(Dataset listings of figures)
§
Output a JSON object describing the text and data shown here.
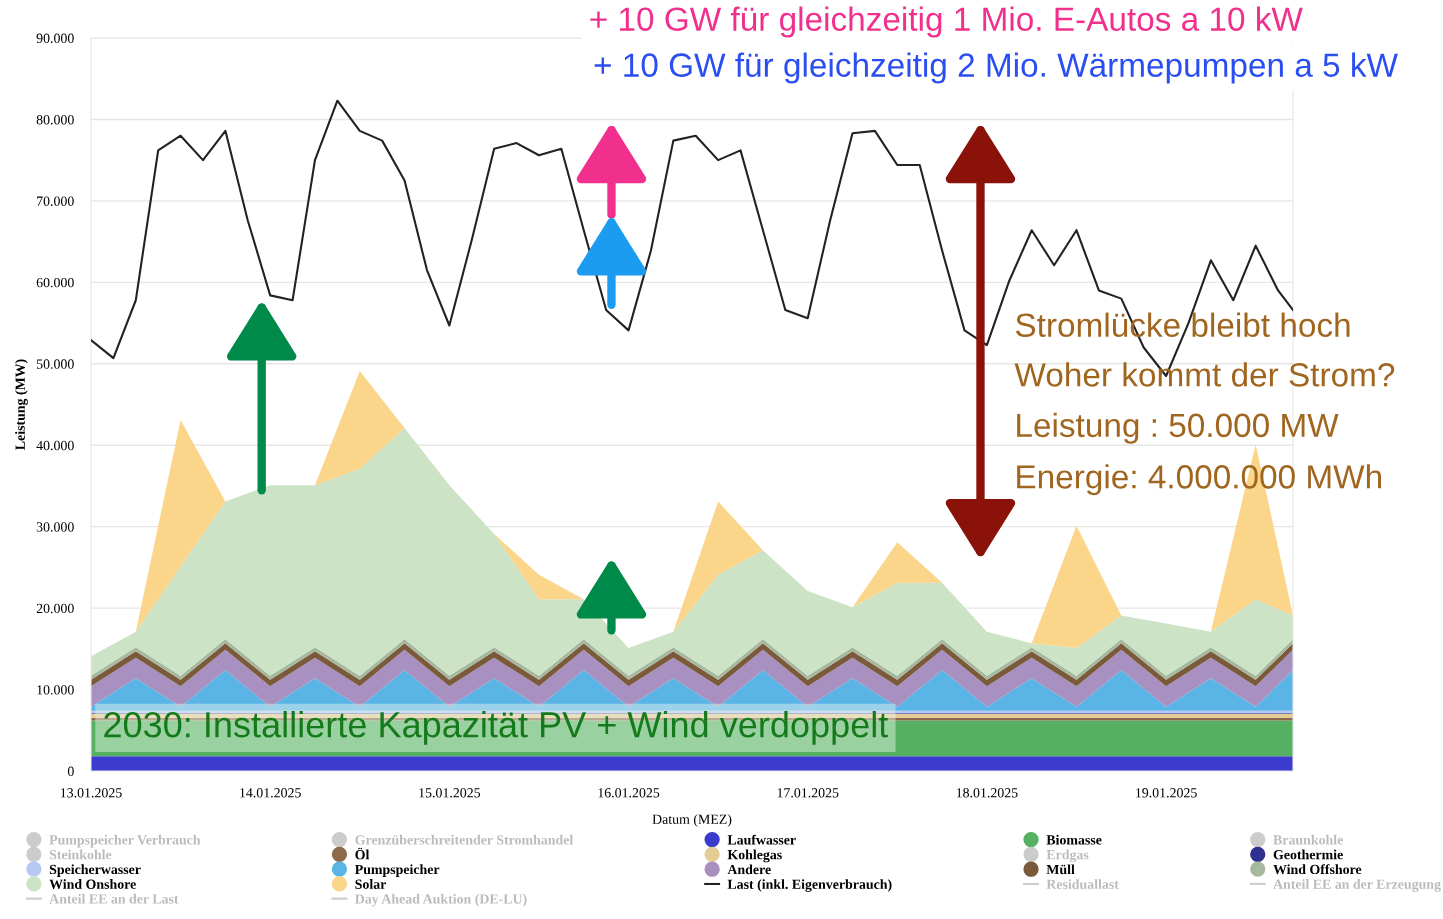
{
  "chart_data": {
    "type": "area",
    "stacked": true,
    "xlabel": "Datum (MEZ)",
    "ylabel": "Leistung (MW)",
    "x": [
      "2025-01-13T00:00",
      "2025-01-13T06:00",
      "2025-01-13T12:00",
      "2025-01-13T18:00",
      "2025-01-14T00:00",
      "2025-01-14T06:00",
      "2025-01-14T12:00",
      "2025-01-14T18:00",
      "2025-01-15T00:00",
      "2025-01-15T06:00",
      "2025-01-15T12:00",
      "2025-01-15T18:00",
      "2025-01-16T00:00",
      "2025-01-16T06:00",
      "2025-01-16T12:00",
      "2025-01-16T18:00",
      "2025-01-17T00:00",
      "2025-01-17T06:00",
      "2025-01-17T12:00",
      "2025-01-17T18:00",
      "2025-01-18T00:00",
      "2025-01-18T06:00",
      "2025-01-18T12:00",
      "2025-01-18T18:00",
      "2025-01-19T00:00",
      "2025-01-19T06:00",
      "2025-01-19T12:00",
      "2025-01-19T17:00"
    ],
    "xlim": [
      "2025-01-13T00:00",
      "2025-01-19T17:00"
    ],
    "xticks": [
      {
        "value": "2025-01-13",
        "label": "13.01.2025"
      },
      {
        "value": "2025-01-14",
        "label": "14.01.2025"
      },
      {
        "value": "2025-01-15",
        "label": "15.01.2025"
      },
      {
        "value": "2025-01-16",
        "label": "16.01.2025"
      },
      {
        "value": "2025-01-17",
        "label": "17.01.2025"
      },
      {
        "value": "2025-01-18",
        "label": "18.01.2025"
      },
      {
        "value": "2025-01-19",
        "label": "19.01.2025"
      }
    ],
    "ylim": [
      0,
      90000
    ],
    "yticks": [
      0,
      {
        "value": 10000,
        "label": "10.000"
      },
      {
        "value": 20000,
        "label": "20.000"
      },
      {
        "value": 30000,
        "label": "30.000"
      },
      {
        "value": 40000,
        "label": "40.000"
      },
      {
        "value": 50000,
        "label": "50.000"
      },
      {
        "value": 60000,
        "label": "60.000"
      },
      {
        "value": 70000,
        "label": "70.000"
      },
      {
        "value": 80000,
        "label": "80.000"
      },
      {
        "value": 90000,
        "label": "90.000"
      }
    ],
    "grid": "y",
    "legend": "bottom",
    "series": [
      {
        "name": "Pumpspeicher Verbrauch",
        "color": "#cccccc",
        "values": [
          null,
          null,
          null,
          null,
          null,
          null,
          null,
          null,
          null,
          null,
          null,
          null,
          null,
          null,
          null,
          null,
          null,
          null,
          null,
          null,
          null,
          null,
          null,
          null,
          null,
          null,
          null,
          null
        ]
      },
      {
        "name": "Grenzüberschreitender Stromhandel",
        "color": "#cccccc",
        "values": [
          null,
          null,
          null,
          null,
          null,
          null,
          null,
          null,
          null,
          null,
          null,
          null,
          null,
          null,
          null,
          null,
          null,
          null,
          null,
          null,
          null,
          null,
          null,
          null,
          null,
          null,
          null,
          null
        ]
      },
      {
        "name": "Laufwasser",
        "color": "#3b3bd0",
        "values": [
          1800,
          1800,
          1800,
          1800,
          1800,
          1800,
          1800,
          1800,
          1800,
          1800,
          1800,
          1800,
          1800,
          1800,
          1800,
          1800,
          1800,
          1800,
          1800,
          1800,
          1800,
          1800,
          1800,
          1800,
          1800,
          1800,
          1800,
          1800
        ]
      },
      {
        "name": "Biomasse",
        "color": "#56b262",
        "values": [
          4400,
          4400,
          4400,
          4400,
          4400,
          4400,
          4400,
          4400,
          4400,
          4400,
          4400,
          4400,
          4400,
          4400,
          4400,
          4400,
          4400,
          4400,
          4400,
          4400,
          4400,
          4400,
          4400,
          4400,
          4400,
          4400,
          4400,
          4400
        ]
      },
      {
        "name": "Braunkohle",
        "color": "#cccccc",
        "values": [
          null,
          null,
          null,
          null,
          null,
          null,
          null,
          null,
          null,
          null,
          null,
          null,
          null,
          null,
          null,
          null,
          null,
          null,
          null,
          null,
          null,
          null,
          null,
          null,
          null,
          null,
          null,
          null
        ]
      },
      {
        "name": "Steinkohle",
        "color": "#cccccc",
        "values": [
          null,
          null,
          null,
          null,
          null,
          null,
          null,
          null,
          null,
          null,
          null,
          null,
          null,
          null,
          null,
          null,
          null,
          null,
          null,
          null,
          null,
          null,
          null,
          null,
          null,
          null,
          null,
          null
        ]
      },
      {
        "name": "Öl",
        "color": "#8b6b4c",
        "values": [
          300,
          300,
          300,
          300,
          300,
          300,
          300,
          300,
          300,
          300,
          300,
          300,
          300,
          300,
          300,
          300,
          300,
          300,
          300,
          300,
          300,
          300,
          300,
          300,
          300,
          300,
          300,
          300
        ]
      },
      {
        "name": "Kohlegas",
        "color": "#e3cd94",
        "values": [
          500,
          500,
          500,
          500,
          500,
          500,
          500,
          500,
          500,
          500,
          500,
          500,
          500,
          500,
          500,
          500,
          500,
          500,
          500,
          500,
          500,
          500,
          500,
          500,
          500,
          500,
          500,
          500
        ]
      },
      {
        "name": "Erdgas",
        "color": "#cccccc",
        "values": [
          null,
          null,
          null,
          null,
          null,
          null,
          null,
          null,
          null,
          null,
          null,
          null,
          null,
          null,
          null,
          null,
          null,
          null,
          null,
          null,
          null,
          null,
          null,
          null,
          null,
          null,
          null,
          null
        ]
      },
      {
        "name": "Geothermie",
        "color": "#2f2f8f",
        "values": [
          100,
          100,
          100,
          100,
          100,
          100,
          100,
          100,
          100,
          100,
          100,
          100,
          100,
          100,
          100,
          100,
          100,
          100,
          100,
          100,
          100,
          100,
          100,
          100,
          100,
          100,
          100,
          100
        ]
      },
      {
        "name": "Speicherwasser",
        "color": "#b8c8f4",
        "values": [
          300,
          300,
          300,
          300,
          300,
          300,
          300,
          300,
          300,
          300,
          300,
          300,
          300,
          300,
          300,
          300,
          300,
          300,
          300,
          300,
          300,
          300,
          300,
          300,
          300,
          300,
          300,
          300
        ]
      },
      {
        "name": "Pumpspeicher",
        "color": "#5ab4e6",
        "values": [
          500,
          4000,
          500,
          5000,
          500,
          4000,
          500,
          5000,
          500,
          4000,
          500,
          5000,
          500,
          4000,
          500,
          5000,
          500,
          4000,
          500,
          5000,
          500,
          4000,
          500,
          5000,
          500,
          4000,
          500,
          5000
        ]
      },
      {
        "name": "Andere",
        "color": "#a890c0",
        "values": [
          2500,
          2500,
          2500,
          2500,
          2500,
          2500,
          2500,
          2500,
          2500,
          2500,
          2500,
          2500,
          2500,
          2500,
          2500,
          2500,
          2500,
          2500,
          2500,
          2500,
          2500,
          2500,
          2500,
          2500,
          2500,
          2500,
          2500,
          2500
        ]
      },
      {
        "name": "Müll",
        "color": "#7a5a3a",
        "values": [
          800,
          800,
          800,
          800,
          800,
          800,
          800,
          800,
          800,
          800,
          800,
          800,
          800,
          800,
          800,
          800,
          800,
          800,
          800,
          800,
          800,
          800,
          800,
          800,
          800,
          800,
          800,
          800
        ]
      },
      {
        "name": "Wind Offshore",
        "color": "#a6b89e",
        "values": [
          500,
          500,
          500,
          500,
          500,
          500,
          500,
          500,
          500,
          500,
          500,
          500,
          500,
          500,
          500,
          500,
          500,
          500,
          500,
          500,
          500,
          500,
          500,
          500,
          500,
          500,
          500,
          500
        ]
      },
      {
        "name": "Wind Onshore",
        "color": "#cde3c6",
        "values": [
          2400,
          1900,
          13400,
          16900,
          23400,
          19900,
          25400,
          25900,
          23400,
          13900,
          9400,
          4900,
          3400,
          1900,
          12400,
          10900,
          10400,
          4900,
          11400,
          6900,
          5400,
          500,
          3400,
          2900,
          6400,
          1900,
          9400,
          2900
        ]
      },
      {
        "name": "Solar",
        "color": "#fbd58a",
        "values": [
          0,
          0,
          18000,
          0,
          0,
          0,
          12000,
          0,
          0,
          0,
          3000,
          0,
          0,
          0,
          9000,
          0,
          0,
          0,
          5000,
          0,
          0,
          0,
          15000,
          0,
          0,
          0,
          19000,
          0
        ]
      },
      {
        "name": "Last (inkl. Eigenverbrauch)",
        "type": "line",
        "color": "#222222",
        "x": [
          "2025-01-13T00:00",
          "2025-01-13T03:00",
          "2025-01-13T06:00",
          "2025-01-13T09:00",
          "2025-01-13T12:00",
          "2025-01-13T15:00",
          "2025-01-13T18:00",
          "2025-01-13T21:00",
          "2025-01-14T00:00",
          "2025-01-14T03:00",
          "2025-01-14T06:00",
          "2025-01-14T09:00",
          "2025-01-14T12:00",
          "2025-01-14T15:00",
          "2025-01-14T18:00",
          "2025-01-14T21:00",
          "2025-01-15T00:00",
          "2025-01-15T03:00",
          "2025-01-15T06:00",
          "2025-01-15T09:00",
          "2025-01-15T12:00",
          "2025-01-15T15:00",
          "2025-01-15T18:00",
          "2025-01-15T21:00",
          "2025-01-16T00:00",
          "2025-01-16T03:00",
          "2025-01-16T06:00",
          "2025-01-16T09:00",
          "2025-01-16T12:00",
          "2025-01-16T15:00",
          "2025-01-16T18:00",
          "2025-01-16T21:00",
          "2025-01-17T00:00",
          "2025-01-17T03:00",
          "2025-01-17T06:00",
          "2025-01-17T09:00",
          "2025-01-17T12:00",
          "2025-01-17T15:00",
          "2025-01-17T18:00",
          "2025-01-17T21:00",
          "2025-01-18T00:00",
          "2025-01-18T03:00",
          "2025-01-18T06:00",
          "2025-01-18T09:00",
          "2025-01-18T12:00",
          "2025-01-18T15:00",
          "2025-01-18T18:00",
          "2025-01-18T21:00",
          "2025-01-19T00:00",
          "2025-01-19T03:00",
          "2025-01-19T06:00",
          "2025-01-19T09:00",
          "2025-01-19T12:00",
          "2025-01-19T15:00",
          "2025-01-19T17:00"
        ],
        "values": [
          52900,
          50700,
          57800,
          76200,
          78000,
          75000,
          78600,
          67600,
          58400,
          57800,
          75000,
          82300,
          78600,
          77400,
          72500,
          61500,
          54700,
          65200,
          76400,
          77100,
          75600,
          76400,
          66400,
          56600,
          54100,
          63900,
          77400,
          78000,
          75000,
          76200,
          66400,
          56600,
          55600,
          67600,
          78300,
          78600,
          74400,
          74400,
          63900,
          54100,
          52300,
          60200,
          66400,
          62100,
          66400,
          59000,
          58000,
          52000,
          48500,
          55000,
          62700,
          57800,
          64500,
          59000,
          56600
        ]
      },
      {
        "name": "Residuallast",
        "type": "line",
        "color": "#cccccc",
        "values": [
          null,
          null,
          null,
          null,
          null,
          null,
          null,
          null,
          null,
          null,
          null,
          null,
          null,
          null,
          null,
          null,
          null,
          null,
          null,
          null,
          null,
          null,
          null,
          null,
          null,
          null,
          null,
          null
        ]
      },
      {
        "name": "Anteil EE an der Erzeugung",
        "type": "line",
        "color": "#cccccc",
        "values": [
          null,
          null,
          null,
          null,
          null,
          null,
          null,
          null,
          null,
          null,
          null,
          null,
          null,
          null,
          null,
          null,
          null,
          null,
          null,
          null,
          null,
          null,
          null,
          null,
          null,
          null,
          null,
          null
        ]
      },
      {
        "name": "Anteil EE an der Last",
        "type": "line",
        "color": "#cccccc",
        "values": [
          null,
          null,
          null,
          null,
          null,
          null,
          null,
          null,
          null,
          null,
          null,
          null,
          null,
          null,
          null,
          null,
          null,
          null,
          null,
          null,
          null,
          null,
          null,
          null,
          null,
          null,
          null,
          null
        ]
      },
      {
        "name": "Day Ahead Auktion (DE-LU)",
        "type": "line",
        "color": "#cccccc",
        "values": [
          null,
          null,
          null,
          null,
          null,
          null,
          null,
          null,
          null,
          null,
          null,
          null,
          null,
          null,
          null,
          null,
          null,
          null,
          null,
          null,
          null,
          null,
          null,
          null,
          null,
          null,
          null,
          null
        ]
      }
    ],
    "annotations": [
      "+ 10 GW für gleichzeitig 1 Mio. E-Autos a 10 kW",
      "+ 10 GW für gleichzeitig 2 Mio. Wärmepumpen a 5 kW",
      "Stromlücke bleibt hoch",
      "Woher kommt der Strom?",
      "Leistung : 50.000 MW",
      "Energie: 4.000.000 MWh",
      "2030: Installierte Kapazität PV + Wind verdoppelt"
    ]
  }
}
§
# Task
Which lines in the data above contain "Anteil"? Show each one.

# Solution to the exercise
        "name": "Anteil EE an der Erzeugung",
        "name": "Anteil EE an der Last",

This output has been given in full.